--- START Listing ---

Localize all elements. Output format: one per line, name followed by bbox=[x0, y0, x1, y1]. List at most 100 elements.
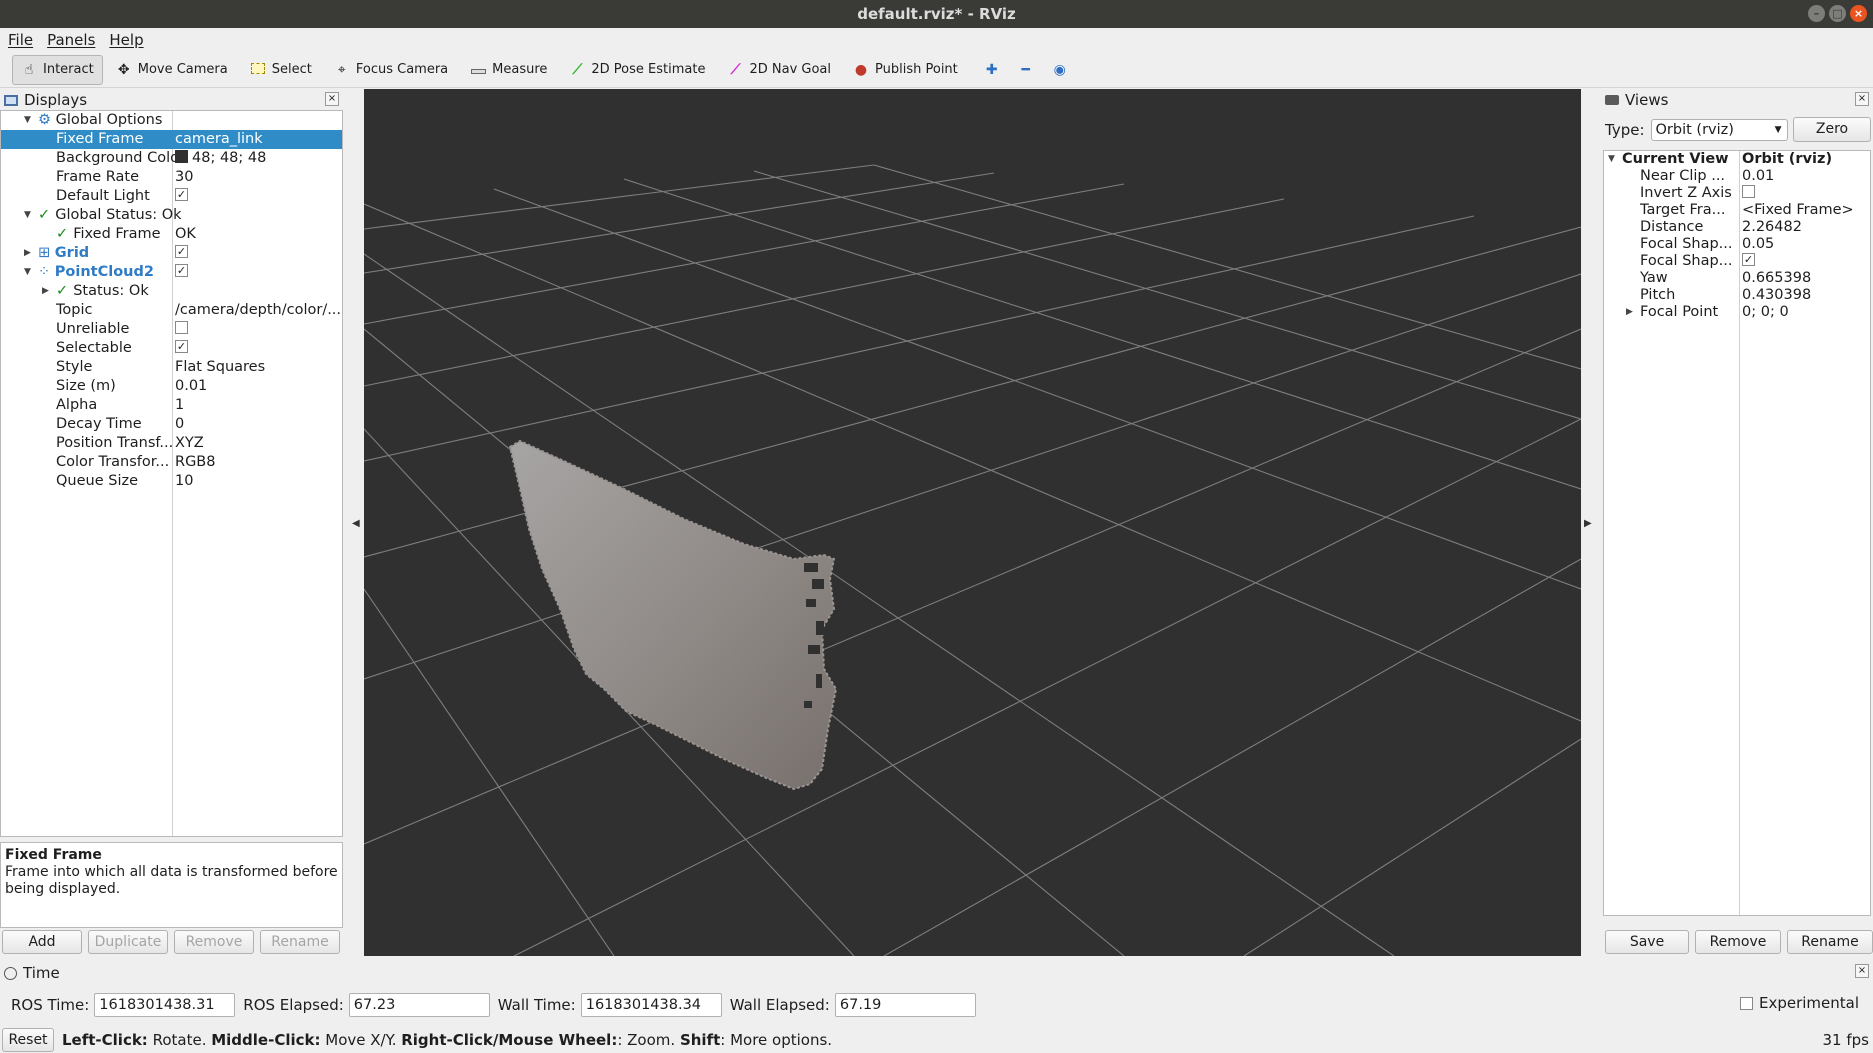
remove-view-button[interactable]: Remove bbox=[1695, 930, 1781, 954]
display-prop-row[interactable]: ▶ ⊞ Grid ✓ bbox=[1, 244, 342, 263]
expand-closed-icon[interactable]: ▶ bbox=[24, 244, 31, 263]
checkbox[interactable]: ✓ bbox=[175, 264, 188, 277]
display-prop-row[interactable]: Topic/camera/depth/color/... bbox=[1, 301, 342, 320]
collapse-left-icon[interactable]: ◀ bbox=[352, 518, 360, 529]
view-prop-value[interactable]: 0; 0; 0 bbox=[1742, 304, 1870, 321]
remove-display-button[interactable]: Remove bbox=[174, 930, 254, 954]
color-swatch[interactable] bbox=[175, 150, 188, 163]
checkbox[interactable] bbox=[175, 321, 188, 334]
tool-2d-nav-goal[interactable]: ⟋ 2D Nav Goal bbox=[718, 55, 840, 85]
tool-2d-pose-estimate[interactable]: ⟋ 2D Pose Estimate bbox=[560, 55, 714, 85]
view-prop-row[interactable]: Pitch 0.430398 bbox=[1604, 287, 1870, 304]
display-prop-row[interactable]: Fixed Frame camera_link bbox=[1, 130, 342, 149]
view-prop-value[interactable]: 0.665398 bbox=[1742, 270, 1870, 287]
display-prop-value[interactable] bbox=[175, 320, 340, 339]
duplicate-display-button[interactable]: Duplicate bbox=[88, 930, 168, 954]
expand-open-icon[interactable]: ▼ bbox=[1608, 151, 1615, 168]
remove-tool-button[interactable]: ━ bbox=[1011, 55, 1041, 85]
checkbox[interactable]: ✓ bbox=[175, 188, 188, 201]
display-prop-value[interactable]: RGB8 bbox=[175, 453, 340, 472]
view-prop-value[interactable]: 2.26482 bbox=[1742, 219, 1870, 236]
checkbox[interactable] bbox=[1742, 185, 1755, 198]
display-prop-row[interactable]: Position Transf... XYZ bbox=[1, 434, 342, 453]
view-prop-value[interactable]: 0.01 bbox=[1742, 168, 1870, 185]
display-prop-row[interactable]: ▼ ⁘ PointCloud2 ✓ bbox=[1, 263, 342, 282]
display-prop-value[interactable]: ✓ bbox=[175, 339, 340, 358]
ros-time-field[interactable]: 1618301438.31 bbox=[94, 992, 236, 1017]
tool-move-camera[interactable]: ✥ Move Camera bbox=[107, 55, 237, 85]
tool-measure[interactable]: Measure bbox=[461, 55, 556, 85]
display-prop-value[interactable]: 0.01 bbox=[175, 377, 340, 396]
checkbox[interactable]: ✓ bbox=[175, 245, 188, 258]
close-panel-icon[interactable]: × bbox=[1855, 92, 1869, 106]
display-prop-row[interactable]: Size (m) 0.01 bbox=[1, 377, 342, 396]
display-prop-value[interactable]: XYZ bbox=[175, 434, 340, 453]
display-prop-row[interactable]: Decay Time 0 bbox=[1, 415, 342, 434]
expand-open-icon[interactable]: ▼ bbox=[24, 111, 31, 130]
view-prop-value[interactable]: ✓ bbox=[1742, 253, 1870, 270]
display-prop-row[interactable]: ▼ ⚙ Global Options bbox=[1, 111, 342, 130]
display-prop-row[interactable]: Queue Size 10 bbox=[1, 472, 342, 491]
view-prop-row[interactable]: Invert Z Axis bbox=[1604, 185, 1870, 202]
menu-panels[interactable]: Panels bbox=[47, 31, 95, 49]
checkbox[interactable]: ✓ bbox=[175, 340, 188, 353]
display-prop-row[interactable]: Style Flat Squares bbox=[1, 358, 342, 377]
expand-open-icon[interactable]: ▼ bbox=[24, 263, 31, 282]
view-prop-row[interactable]: ▼ Current View Orbit (rviz) bbox=[1604, 151, 1870, 168]
view-prop-row[interactable]: Yaw 0.665398 bbox=[1604, 270, 1870, 287]
display-prop-value[interactable]: 48; 48; 48 bbox=[175, 149, 340, 168]
close-panel-icon[interactable]: × bbox=[1855, 964, 1869, 978]
add-tool-button[interactable]: ✚ bbox=[977, 55, 1007, 85]
display-prop-row[interactable]: Alpha 1 bbox=[1, 396, 342, 415]
menu-file[interactable]: File bbox=[8, 31, 33, 49]
rename-view-button[interactable]: Rename bbox=[1787, 930, 1873, 954]
view-prop-value[interactable]: <Fixed Frame> bbox=[1742, 202, 1870, 219]
view-prop-value[interactable]: Orbit (rviz) bbox=[1742, 151, 1870, 168]
wall-elapsed-field[interactable]: 67.19 bbox=[834, 992, 976, 1017]
wall-time-field[interactable]: 1618301438.34 bbox=[580, 992, 722, 1017]
view-prop-row[interactable]: ▶ Focal Point 0; 0; 0 bbox=[1604, 304, 1870, 321]
experimental-checkbox[interactable] bbox=[1739, 996, 1753, 1010]
display-prop-value[interactable]: 30 bbox=[175, 168, 340, 187]
display-prop-value[interactable]: ✓ bbox=[175, 244, 340, 263]
display-prop-value[interactable]: 1 bbox=[175, 396, 340, 415]
display-prop-value[interactable]: Flat Squares bbox=[175, 358, 340, 377]
view-prop-value[interactable]: 0.05 bbox=[1742, 236, 1870, 253]
display-prop-value[interactable]: 10 bbox=[175, 472, 340, 491]
minimize-icon[interactable]: – bbox=[1808, 5, 1825, 22]
display-prop-row[interactable]: Default Light ✓ bbox=[1, 187, 342, 206]
displays-tree[interactable]: ▼ ⚙ Global Options Fixed Frame camera_link B… bbox=[0, 110, 343, 837]
view-type-select[interactable]: Orbit (rviz) ▼ bbox=[1650, 119, 1788, 141]
view-options-button[interactable]: ◉ bbox=[1045, 55, 1075, 85]
close-panel-icon[interactable]: × bbox=[325, 92, 339, 106]
display-prop-row[interactable]: Frame Rate 30 bbox=[1, 168, 342, 187]
view-prop-row[interactable]: Target Fra... <Fixed Frame> bbox=[1604, 202, 1870, 219]
display-prop-value[interactable]: ✓ bbox=[175, 187, 340, 206]
rename-display-button[interactable]: Rename bbox=[260, 930, 340, 954]
views-tree[interactable]: ▼ Current View Orbit (rviz) Near Clip ... 0.… bbox=[1603, 150, 1871, 916]
ros-elapsed-field[interactable]: 67.23 bbox=[348, 992, 490, 1017]
view-prop-value[interactable] bbox=[1742, 185, 1870, 202]
display-prop-row[interactable]: Selectable ✓ bbox=[1, 339, 342, 358]
maximize-icon[interactable]: □ bbox=[1829, 5, 1846, 22]
experimental-toggle[interactable]: Experimental bbox=[1739, 994, 1859, 1012]
tool-select[interactable]: Select bbox=[241, 55, 321, 85]
reset-button[interactable]: Reset bbox=[2, 1028, 54, 1052]
expand-closed-icon[interactable]: ▶ bbox=[1626, 304, 1633, 321]
display-prop-value[interactable]: /camera/depth/color/... bbox=[175, 301, 340, 320]
display-prop-value[interactable]: ✓ bbox=[175, 263, 340, 282]
display-prop-row[interactable]: Unreliable bbox=[1, 320, 342, 339]
expand-open-icon[interactable]: ▼ bbox=[24, 206, 31, 225]
display-prop-value[interactable]: camera_link bbox=[175, 130, 340, 149]
expand-closed-icon[interactable]: ▶ bbox=[42, 282, 49, 301]
tool-interact[interactable]: ☝ Interact bbox=[12, 54, 103, 85]
display-prop-value[interactable]: OK bbox=[175, 225, 340, 244]
checkbox[interactable]: ✓ bbox=[1742, 253, 1755, 266]
view-prop-row[interactable]: Focal Shap... ✓ bbox=[1604, 253, 1870, 270]
display-prop-row[interactable]: Background Color 48; 48; 48 bbox=[1, 149, 342, 168]
tool-focus-camera[interactable]: ⌖ Focus Camera bbox=[325, 55, 457, 85]
view-prop-row[interactable]: Focal Shap... 0.05 bbox=[1604, 236, 1870, 253]
display-prop-value[interactable]: 0 bbox=[175, 415, 340, 434]
view-prop-row[interactable]: Near Clip ... 0.01 bbox=[1604, 168, 1870, 185]
display-prop-row[interactable]: ▼ ✓ Global Status: Ok bbox=[1, 206, 342, 225]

--- END Listing ---

List every line of the data above that contains the string "Size", matching case exactly.

display-prop-row[interactable]: Size (m) 0.01 bbox=[1, 377, 342, 396]
display-prop-row[interactable]: Queue Size 10 bbox=[1, 472, 342, 491]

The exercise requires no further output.